The records below must be transcribed exactly. Do not include the pictures.

── Data provided

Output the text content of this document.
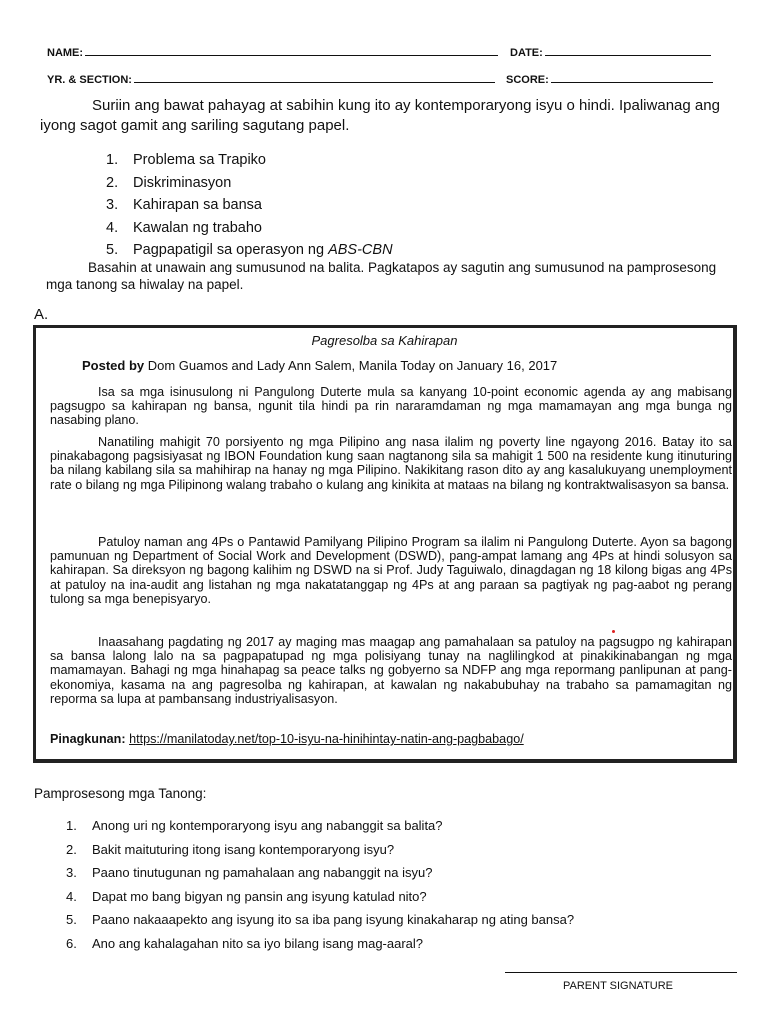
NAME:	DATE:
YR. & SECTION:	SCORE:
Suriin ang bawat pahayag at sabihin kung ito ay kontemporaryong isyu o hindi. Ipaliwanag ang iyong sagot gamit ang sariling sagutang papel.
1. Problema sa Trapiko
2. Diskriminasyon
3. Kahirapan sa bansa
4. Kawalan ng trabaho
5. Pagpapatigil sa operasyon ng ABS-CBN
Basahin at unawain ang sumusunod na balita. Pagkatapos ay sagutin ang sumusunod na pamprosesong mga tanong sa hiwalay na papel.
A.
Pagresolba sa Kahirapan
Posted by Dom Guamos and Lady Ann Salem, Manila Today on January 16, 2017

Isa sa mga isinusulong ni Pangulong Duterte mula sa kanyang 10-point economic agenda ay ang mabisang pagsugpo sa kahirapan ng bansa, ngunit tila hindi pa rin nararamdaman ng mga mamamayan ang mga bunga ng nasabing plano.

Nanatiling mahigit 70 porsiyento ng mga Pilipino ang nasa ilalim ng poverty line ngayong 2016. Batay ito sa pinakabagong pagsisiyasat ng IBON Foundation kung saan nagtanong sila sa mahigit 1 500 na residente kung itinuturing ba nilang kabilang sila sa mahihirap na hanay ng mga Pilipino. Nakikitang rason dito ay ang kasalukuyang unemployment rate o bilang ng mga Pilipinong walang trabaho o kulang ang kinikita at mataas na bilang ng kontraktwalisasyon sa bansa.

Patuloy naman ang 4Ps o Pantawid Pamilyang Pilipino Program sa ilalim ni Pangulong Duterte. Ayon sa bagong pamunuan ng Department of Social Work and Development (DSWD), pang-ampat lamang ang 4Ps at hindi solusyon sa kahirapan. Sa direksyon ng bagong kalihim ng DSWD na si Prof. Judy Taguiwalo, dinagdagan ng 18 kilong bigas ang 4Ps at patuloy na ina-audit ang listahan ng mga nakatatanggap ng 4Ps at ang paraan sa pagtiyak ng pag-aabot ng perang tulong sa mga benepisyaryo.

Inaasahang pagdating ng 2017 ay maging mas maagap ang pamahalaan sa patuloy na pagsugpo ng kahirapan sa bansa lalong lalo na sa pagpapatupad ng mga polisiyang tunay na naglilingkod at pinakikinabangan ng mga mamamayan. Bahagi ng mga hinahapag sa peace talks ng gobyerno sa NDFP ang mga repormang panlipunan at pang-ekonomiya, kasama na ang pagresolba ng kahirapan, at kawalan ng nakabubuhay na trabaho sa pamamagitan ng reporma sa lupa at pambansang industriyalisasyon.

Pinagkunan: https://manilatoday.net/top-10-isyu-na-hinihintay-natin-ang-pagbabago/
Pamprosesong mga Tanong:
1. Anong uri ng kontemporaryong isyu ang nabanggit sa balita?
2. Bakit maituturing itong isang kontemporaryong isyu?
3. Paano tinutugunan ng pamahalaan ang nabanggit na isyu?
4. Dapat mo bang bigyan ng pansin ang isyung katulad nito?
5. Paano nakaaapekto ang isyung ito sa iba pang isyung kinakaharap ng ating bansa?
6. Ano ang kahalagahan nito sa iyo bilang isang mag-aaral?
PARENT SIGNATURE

────

Task output:
Output the text content of this document.
NAME:	DATE:
YR. & SECTION:	SCORE:
Suriin ang bawat pahayag at sabihin kung ito ay kontemporaryong isyu o hindi. Ipaliwanag ang iyong sagot gamit ang sariling sagutang papel.
1. Problema sa Trapiko
2. Diskriminasyon
3. Kahirapan sa bansa
4. Kawalan ng trabaho
5. Pagpapatigil sa operasyon ng ABS-CBN
Basahin at unawain ang sumusunod na balita. Pagkatapos ay sagutin ang sumusunod na pamprosesong mga tanong sa hiwalay na papel.
A.
Pagresolba sa Kahirapan
Posted by Dom Guamos and Lady Ann Salem, Manila Today on January 16, 2017

Isa sa mga isinusulong ni Pangulong Duterte mula sa kanyang 10-point economic agenda ay ang mabisang pagsugpo sa kahirapan ng bansa, ngunit tila hindi pa rin nararamdaman ng mga mamamayan ang mga bunga ng nasabing plano.

Nanatiling mahigit 70 porsiyento ng mga Pilipino ang nasa ilalim ng poverty line ngayong 2016. Batay ito sa pinakabagong pagsisiyasat ng IBON Foundation kung saan nagtanong sila sa mahigit 1 500 na residente kung itinuturing ba nilang kabilang sila sa mahihirap na hanay ng mga Pilipino. Nakikitang rason dito ay ang kasalukuyang unemployment rate o bilang ng mga Pilipinong walang trabaho o kulang ang kinikita at mataas na bilang ng kontraktwalisasyon sa bansa.

Patuloy naman ang 4Ps o Pantawid Pamilyang Pilipino Program sa ilalim ni Pangulong Duterte. Ayon sa bagong pamunuan ng Department of Social Work and Development (DSWD), pang-ampat lamang ang 4Ps at hindi solusyon sa kahirapan. Sa direksyon ng bagong kalihim ng DSWD na si Prof. Judy Taguiwalo, dinagdagan ng 18 kilong bigas ang 4Ps at patuloy na ina-audit ang listahan ng mga nakatatanggap ng 4Ps at ang paraan sa pagtiyak ng pag-aabot ng perang tulong sa mga benepisyaryo.

Inaasahang pagdating ng 2017 ay maging mas maagap ang pamahalaan sa patuloy na pagsugpo ng kahirapan sa bansa lalong lalo na sa pagpapatupad ng mga polisiyang tunay na naglilingkod at pinakikinabangan ng mga mamamayan. Bahagi ng mga hinahapag sa peace talks ng gobyerno sa NDFP ang mga repormang panlipunan at pang-ekonomiya, kasama na ang pagresolba ng kahirapan, at kawalan ng nakabubuhay na trabaho sa pamamagitan ng reporma sa lupa at pambansang industriyalisasyon.

Pinagkunan: https://manilatoday.net/top-10-isyu-na-hinihintay-natin-ang-pagbabago/
Pamprosesong mga Tanong:
1. Anong uri ng kontemporaryong isyu ang nabanggit sa balita?
2. Bakit maituturing itong isang kontemporaryong isyu?
3. Paano tinutugunan ng pamahalaan ang nabanggit na isyu?
4. Dapat mo bang bigyan ng pansin ang isyung katulad nito?
5. Paano nakaaapekto ang isyung ito sa iba pang isyung kinakaharap ng ating bansa?
6. Ano ang kahalagahan nito sa iyo bilang isang mag-aaral?
PARENT SIGNATURE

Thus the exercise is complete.